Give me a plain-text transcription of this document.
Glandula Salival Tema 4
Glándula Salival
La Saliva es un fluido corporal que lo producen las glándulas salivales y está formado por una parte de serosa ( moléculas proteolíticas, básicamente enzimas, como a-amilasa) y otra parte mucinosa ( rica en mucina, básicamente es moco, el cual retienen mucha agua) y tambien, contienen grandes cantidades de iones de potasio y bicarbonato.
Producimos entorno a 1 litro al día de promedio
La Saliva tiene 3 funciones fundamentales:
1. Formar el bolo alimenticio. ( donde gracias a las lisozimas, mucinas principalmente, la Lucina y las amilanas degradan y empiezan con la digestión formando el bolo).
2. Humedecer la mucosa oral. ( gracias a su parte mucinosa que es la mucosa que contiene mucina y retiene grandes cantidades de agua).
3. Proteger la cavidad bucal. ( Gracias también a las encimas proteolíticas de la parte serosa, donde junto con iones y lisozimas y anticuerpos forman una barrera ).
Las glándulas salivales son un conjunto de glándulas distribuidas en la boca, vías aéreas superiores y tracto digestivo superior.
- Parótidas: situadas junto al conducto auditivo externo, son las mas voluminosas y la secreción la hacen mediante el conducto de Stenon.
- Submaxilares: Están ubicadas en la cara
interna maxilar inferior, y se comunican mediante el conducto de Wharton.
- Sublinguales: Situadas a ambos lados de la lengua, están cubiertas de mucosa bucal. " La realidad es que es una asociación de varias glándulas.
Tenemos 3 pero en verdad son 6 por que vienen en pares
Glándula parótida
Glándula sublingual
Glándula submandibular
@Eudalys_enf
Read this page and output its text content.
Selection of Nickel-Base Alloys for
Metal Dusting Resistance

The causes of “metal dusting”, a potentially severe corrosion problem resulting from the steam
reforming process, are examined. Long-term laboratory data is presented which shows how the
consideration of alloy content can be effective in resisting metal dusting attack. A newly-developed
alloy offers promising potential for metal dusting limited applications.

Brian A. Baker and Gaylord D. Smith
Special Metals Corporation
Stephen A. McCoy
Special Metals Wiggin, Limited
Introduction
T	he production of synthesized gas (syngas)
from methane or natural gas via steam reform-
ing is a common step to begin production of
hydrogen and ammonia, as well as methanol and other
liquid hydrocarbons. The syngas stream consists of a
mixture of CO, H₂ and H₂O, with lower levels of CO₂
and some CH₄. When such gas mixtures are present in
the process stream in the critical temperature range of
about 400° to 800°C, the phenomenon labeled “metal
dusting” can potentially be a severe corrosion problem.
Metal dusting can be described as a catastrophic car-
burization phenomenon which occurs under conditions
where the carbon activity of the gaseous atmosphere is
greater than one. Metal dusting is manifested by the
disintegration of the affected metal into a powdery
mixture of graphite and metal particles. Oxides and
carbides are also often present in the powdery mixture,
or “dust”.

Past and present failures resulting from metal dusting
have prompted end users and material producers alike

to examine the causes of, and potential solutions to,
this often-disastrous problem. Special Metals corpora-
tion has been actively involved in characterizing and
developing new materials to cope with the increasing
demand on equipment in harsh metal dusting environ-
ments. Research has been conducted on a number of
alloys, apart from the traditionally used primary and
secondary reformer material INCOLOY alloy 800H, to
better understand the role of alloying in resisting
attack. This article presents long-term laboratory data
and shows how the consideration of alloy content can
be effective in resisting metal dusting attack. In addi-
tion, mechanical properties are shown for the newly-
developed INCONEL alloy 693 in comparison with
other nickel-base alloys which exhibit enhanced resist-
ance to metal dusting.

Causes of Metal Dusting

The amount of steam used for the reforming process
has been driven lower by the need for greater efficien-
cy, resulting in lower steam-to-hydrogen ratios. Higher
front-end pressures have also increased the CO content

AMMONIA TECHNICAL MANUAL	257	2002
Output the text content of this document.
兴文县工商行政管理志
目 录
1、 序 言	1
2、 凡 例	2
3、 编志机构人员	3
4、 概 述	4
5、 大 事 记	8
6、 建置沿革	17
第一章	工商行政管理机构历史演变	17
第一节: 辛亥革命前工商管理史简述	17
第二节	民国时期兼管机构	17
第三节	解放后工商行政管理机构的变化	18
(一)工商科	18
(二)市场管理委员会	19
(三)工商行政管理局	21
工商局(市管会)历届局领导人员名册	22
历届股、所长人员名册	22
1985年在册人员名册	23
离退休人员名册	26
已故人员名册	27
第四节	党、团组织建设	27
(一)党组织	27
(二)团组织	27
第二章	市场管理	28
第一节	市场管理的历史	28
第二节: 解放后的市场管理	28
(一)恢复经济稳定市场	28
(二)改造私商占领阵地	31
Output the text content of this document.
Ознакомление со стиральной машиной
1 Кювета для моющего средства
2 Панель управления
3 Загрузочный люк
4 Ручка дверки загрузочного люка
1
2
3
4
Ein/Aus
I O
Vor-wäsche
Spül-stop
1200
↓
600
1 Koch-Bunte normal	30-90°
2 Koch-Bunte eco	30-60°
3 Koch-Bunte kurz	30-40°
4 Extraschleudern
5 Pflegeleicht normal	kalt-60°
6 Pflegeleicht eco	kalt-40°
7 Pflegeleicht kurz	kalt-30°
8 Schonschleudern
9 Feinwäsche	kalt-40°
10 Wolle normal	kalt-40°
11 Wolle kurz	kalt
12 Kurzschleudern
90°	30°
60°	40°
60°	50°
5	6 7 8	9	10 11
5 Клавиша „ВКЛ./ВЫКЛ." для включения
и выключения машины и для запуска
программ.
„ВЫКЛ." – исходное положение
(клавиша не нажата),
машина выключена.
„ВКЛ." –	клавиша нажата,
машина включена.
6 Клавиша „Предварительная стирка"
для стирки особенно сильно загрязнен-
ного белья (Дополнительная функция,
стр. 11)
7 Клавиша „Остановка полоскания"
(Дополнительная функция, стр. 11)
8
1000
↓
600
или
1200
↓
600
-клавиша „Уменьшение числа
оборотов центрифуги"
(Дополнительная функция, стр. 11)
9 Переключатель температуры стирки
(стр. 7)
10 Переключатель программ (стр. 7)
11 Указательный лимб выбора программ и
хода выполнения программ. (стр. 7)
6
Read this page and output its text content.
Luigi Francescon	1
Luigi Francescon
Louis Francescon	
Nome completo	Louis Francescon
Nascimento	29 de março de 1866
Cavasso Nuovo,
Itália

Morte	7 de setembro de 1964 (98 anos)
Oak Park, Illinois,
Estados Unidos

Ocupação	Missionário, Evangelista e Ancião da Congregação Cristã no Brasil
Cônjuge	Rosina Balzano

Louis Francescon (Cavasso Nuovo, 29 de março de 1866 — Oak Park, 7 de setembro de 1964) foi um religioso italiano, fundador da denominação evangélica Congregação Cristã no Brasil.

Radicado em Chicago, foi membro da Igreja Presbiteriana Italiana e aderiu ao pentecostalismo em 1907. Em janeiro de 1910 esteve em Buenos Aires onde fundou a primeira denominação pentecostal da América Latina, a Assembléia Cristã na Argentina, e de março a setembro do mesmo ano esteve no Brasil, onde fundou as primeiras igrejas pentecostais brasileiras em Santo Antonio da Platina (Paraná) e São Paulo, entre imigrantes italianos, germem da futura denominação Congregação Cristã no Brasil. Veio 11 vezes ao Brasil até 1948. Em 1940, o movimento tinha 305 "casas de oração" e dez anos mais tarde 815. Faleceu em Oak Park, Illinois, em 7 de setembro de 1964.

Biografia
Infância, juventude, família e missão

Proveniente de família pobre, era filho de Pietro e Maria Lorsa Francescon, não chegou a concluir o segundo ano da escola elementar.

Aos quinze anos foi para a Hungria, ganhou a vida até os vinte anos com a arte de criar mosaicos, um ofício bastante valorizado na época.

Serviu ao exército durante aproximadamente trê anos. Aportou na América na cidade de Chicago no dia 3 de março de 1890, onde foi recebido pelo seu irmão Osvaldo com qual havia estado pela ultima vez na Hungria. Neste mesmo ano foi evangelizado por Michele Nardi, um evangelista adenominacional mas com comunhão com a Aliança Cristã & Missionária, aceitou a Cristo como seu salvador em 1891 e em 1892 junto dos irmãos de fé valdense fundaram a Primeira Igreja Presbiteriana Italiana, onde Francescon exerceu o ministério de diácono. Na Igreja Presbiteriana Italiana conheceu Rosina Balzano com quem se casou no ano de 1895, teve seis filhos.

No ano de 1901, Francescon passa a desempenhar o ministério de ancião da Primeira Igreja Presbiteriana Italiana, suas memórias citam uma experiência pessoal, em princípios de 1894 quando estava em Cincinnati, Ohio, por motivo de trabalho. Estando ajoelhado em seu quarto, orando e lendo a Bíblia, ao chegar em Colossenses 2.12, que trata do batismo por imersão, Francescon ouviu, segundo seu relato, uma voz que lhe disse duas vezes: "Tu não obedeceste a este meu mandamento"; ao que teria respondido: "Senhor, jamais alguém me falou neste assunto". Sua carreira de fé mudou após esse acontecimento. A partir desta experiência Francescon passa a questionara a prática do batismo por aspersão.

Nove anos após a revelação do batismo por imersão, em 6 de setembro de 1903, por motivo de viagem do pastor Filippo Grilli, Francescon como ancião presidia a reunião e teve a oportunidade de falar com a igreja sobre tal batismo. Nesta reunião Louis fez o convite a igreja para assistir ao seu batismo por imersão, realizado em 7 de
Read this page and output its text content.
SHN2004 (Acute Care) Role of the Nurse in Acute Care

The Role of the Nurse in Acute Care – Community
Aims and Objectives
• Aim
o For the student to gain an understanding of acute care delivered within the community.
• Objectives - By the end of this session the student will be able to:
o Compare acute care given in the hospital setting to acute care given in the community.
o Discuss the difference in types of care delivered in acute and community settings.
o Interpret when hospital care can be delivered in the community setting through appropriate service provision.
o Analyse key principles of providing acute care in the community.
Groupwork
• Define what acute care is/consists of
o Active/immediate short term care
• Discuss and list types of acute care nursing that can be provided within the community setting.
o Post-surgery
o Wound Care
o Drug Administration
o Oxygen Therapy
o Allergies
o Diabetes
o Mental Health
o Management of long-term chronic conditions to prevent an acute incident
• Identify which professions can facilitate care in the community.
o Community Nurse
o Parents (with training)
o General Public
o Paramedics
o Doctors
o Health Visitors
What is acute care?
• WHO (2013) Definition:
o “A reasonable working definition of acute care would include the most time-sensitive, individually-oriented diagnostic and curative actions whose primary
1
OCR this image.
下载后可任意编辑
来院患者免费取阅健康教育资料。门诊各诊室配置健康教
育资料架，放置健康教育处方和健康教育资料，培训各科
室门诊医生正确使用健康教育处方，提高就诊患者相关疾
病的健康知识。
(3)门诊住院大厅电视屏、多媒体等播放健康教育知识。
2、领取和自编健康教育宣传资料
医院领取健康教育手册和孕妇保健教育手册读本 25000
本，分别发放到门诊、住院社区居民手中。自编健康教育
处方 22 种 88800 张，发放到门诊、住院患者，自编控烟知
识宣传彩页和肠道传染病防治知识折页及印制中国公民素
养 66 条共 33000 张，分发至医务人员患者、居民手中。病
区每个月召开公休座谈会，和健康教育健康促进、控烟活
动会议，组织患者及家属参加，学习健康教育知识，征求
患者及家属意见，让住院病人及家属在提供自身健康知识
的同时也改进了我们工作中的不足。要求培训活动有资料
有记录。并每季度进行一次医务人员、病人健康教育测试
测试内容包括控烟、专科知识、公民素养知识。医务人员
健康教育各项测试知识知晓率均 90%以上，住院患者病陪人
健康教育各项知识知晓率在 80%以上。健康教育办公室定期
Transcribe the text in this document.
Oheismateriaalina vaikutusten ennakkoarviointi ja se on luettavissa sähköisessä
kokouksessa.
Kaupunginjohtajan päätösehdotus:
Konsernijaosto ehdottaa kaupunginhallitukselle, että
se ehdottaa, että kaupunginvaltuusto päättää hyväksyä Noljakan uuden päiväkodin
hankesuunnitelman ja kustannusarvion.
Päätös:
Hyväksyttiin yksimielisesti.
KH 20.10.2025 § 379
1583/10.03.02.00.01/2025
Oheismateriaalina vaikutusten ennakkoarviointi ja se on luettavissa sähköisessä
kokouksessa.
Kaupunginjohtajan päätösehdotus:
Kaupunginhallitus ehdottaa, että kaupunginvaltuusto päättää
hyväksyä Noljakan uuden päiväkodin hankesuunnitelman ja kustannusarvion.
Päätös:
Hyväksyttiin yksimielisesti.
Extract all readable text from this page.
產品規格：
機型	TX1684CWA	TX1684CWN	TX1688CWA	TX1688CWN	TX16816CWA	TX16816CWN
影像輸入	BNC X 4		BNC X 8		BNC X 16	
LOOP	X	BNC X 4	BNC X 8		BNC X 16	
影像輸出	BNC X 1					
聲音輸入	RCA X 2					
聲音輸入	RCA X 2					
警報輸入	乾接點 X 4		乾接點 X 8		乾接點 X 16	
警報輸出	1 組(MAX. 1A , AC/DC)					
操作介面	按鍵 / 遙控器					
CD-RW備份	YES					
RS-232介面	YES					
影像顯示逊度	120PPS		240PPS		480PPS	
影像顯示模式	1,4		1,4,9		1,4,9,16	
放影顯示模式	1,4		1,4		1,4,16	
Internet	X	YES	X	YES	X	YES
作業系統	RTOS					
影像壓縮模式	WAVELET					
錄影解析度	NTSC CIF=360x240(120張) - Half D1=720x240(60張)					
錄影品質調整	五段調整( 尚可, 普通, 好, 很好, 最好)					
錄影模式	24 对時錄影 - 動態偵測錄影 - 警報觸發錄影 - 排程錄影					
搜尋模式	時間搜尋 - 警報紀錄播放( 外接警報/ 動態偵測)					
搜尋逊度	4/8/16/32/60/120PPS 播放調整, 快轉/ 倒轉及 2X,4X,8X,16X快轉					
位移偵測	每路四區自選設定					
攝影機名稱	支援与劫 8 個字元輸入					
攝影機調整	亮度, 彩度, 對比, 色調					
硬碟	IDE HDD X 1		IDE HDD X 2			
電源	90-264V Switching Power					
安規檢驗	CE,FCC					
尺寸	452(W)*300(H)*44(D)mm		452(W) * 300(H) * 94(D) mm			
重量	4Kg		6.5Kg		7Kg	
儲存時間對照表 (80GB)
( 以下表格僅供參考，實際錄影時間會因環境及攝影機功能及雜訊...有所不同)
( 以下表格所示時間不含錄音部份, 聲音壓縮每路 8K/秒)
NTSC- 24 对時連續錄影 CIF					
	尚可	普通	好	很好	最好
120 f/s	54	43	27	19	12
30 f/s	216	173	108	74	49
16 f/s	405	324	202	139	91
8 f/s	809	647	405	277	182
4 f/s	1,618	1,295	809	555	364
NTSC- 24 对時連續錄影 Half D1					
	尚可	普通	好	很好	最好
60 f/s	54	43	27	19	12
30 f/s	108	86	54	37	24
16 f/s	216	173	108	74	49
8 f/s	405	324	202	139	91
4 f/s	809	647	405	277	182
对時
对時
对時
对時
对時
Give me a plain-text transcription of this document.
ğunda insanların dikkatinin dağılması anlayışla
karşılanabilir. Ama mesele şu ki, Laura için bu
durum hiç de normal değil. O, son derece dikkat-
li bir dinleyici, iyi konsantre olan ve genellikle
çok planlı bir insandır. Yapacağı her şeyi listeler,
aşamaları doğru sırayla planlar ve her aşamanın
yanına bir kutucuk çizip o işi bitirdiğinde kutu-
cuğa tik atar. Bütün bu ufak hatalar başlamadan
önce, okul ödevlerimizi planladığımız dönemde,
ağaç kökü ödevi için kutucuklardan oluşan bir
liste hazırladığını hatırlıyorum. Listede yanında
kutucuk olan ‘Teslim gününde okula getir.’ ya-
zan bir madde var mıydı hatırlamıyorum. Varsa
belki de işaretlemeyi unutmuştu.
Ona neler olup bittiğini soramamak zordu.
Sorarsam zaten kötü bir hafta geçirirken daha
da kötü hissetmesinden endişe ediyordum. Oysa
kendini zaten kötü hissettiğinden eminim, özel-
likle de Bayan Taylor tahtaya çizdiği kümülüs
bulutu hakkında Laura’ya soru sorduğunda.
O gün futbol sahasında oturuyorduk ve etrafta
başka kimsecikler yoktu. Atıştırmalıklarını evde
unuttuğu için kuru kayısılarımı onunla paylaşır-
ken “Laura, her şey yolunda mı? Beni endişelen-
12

:::

### EXERCISE GOAL
Lines that include the word "term" — how many are there in the data? Answer with the number alone.

### TASK RESPONSE
4